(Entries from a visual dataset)
# # # # # # #

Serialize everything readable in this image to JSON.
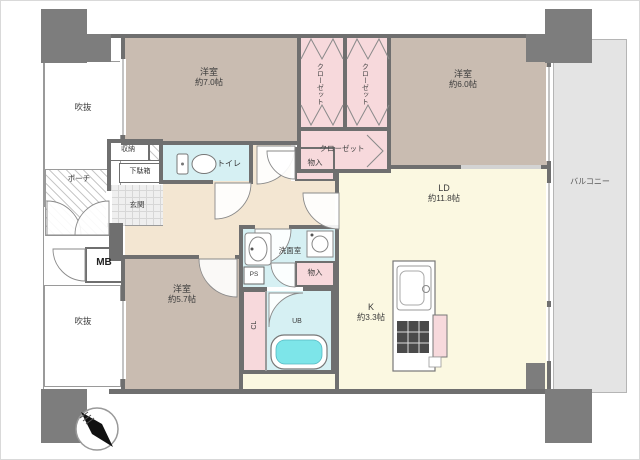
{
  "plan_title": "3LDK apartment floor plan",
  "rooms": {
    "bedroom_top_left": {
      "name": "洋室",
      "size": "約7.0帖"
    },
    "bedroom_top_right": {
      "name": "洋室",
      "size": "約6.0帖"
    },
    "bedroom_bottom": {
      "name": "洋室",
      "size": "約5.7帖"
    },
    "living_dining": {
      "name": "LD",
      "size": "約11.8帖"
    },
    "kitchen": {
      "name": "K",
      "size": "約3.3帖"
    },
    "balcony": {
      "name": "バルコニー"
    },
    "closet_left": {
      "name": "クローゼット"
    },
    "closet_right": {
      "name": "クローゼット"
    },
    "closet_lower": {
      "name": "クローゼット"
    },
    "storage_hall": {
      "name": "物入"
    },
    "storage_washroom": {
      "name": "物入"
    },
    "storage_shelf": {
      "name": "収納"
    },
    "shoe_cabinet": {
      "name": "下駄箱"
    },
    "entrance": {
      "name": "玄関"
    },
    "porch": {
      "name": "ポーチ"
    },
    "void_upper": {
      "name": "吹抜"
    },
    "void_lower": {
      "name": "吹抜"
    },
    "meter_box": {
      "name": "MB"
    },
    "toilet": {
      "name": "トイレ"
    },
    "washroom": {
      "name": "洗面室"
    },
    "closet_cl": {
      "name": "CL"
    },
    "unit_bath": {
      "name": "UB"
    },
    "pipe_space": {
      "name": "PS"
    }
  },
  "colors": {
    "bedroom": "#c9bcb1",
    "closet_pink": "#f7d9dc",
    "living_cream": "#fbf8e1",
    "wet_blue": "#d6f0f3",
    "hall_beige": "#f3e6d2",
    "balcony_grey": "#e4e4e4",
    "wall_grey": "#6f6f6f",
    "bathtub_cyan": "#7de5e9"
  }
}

# # # # # # #

• Exercise requirements
Reproduce the listing word for word and omit its pictures.

• Expected output
Serialize everything readable in this image to JSON.
{
  "plan_title": "3LDK apartment floor plan",
  "rooms": {
    "bedroom_top_left": {
      "name": "洋室",
      "size": "約7.0帖"
    },
    "bedroom_top_right": {
      "name": "洋室",
      "size": "約6.0帖"
    },
    "bedroom_bottom": {
      "name": "洋室",
      "size": "約5.7帖"
    },
    "living_dining": {
      "name": "LD",
      "size": "約11.8帖"
    },
    "kitchen": {
      "name": "K",
      "size": "約3.3帖"
    },
    "balcony": {
      "name": "バルコニー"
    },
    "closet_left": {
      "name": "クローゼット"
    },
    "closet_right": {
      "name": "クローゼット"
    },
    "closet_lower": {
      "name": "クローゼット"
    },
    "storage_hall": {
      "name": "物入"
    },
    "storage_washroom": {
      "name": "物入"
    },
    "storage_shelf": {
      "name": "収納"
    },
    "shoe_cabinet": {
      "name": "下駄箱"
    },
    "entrance": {
      "name": "玄関"
    },
    "porch": {
      "name": "ポーチ"
    },
    "void_upper": {
      "name": "吹抜"
    },
    "void_lower": {
      "name": "吹抜"
    },
    "meter_box": {
      "name": "MB"
    },
    "toilet": {
      "name": "トイレ"
    },
    "washroom": {
      "name": "洗面室"
    },
    "closet_cl": {
      "name": "CL"
    },
    "unit_bath": {
      "name": "UB"
    },
    "pipe_space": {
      "name": "PS"
    }
  },
  "colors": {
    "bedroom": "#c9bcb1",
    "closet_pink": "#f7d9dc",
    "living_cream": "#fbf8e1",
    "wet_blue": "#d6f0f3",
    "hall_beige": "#f3e6d2",
    "balcony_grey": "#e4e4e4",
    "wall_grey": "#6f6f6f",
    "bathtub_cyan": "#7de5e9"
  }
}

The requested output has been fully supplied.